**WORK TO COMPLETE**.
Go through the records and give each one again exactly.

**DATA SECTION**.
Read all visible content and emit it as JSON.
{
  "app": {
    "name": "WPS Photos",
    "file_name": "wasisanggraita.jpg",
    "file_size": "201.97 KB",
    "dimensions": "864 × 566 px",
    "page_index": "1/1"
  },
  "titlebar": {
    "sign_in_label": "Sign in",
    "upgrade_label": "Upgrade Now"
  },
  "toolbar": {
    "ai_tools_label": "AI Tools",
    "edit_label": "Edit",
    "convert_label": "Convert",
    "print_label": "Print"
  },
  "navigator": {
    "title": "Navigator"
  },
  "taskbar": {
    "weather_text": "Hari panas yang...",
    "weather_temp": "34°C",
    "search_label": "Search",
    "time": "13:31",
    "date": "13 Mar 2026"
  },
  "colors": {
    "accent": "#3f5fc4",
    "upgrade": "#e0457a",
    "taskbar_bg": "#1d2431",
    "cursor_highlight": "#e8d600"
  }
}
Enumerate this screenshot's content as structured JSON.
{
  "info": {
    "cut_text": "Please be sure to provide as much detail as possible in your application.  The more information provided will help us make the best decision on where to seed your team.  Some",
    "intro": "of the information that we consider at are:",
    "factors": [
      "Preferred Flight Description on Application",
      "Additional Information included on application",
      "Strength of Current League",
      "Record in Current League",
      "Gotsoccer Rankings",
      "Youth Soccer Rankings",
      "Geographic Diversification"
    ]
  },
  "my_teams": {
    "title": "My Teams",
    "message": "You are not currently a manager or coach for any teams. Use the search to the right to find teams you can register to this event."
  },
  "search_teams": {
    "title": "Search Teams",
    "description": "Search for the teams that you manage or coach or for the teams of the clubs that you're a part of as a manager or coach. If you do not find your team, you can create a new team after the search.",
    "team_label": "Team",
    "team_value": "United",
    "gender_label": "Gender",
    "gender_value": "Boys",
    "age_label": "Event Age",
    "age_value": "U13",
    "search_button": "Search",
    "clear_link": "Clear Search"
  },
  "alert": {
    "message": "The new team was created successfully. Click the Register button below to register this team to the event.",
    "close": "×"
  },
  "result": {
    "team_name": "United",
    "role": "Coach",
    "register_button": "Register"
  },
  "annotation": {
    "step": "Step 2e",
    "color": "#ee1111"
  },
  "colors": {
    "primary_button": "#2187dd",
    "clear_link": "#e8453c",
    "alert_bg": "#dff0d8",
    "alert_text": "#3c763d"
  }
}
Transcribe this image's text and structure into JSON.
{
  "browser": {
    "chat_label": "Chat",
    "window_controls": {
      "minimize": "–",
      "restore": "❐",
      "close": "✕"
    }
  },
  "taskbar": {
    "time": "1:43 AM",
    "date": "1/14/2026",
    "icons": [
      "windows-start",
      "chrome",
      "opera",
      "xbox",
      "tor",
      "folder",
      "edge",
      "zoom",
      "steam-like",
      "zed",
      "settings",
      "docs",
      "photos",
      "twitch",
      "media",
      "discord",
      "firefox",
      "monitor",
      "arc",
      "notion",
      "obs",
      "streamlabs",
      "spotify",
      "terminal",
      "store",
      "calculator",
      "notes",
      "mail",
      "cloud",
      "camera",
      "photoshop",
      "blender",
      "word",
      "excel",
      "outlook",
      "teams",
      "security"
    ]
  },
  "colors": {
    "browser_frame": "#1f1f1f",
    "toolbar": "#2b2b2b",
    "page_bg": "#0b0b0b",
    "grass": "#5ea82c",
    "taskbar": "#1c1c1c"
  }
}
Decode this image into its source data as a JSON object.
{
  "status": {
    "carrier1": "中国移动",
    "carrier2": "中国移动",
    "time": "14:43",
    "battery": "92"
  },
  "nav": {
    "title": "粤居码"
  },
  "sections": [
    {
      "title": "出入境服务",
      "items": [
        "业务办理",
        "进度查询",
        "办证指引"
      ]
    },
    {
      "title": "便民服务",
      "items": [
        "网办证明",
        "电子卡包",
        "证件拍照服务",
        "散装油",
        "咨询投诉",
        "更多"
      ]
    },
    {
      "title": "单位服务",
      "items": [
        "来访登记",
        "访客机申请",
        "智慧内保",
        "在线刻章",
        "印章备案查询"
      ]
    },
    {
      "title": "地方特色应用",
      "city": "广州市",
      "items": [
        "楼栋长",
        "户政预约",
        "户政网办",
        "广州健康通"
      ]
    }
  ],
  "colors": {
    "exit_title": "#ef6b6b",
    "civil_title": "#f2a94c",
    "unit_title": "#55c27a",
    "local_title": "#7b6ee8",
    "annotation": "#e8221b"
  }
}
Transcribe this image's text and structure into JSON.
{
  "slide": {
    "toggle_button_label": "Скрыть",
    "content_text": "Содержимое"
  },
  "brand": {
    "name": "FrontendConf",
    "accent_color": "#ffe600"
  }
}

**ANSWER TO THE TASK**.
Read all visible content and emit it as JSON.
{
  "app": {
    "name": "WPS Photos",
    "file_name": "wasisanggraita.jpg",
    "file_size": "201.97 KB",
    "dimensions": "864 × 566 px",
    "page_index": "1/1"
  },
  "titlebar": {
    "sign_in_label": "Sign in",
    "upgrade_label": "Upgrade Now"
  },
  "toolbar": {
    "ai_tools_label": "AI Tools",
    "edit_label": "Edit",
    "convert_label": "Convert",
    "print_label": "Print"
  },
  "navigator": {
    "title": "Navigator"
  },
  "taskbar": {
    "weather_text": "Hari panas yang...",
    "weather_temp": "34°C",
    "search_label": "Search",
    "time": "13:31",
    "date": "13 Mar 2026"
  },
  "colors": {
    "accent": "#3f5fc4",
    "upgrade": "#e0457a",
    "taskbar_bg": "#1d2431",
    "cursor_highlight": "#e8d600"
  }
}
Enumerate this screenshot's content as structured JSON.
{
  "info": {
    "cut_text": "Please be sure to provide as much detail as possible in your application.  The more information provided will help us make the best decision on where to seed your team.  Some",
    "intro": "of the information that we consider at are:",
    "factors": [
      "Preferred Flight Description on Application",
      "Additional Information included on application",
      "Strength of Current League",
      "Record in Current League",
      "Gotsoccer Rankings",
      "Youth Soccer Rankings",
      "Geographic Diversification"
    ]
  },
  "my_teams": {
    "title": "My Teams",
    "message": "You are not currently a manager or coach for any teams. Use the search to the right to find teams you can register to this event."
  },
  "search_teams": {
    "title": "Search Teams",
    "description": "Search for the teams that you manage or coach or for the teams of the clubs that you're a part of as a manager or coach. If you do not find your team, you can create a new team after the search.",
    "team_label": "Team",
    "team_value": "United",
    "gender_label": "Gender",
    "gender_value": "Boys",
    "age_label": "Event Age",
    "age_value": "U13",
    "search_button": "Search",
    "clear_link": "Clear Search"
  },
  "alert": {
    "message": "The new team was created successfully. Click the Register button below to register this team to the event.",
    "close": "×"
  },
  "result": {
    "team_name": "United",
    "role": "Coach",
    "register_button": "Register"
  },
  "annotation": {
    "step": "Step 2e",
    "color": "#ee1111"
  },
  "colors": {
    "primary_button": "#2187dd",
    "clear_link": "#e8453c",
    "alert_bg": "#dff0d8",
    "alert_text": "#3c763d"
  }
}
Transcribe this image's text and structure into JSON.
{
  "browser": {
    "chat_label": "Chat",
    "window_controls": {
      "minimize": "–",
      "restore": "❐",
      "close": "✕"
    }
  },
  "taskbar": {
    "time": "1:43 AM",
    "date": "1/14/2026",
    "icons": [
      "windows-start",
      "chrome",
      "opera",
      "xbox",
      "tor",
      "folder",
      "edge",
      "zoom",
      "steam-like",
      "zed",
      "settings",
      "docs",
      "photos",
      "twitch",
      "media",
      "discord",
      "firefox",
      "monitor",
      "arc",
      "notion",
      "obs",
      "streamlabs",
      "spotify",
      "terminal",
      "store",
      "calculator",
      "notes",
      "mail",
      "cloud",
      "camera",
      "photoshop",
      "blender",
      "word",
      "excel",
      "outlook",
      "teams",
      "security"
    ]
  },
  "colors": {
    "browser_frame": "#1f1f1f",
    "toolbar": "#2b2b2b",
    "page_bg": "#0b0b0b",
    "grass": "#5ea82c",
    "taskbar": "#1c1c1c"
  }
}
Decode this image into its source data as a JSON object.
{
  "status": {
    "carrier1": "中国移动",
    "carrier2": "中国移动",
    "time": "14:43",
    "battery": "92"
  },
  "nav": {
    "title": "粤居码"
  },
  "sections": [
    {
      "title": "出入境服务",
      "items": [
        "业务办理",
        "进度查询",
        "办证指引"
      ]
    },
    {
      "title": "便民服务",
      "items": [
        "网办证明",
        "电子卡包",
        "证件拍照服务",
        "散装油",
        "咨询投诉",
        "更多"
      ]
    },
    {
      "title": "单位服务",
      "items": [
        "来访登记",
        "访客机申请",
        "智慧内保",
        "在线刻章",
        "印章备案查询"
      ]
    },
    {
      "title": "地方特色应用",
      "city": "广州市",
      "items": [
        "楼栋长",
        "户政预约",
        "户政网办",
        "广州健康通"
      ]
    }
  ],
  "colors": {
    "exit_title": "#ef6b6b",
    "civil_title": "#f2a94c",
    "unit_title": "#55c27a",
    "local_title": "#7b6ee8",
    "annotation": "#e8221b"
  }
}
Transcribe this image's text and structure into JSON.
{
  "slide": {
    "toggle_button_label": "Скрыть",
    "content_text": "Содержимое"
  },
  "brand": {
    "name": "FrontendConf",
    "accent_color": "#ffe600"
  }
}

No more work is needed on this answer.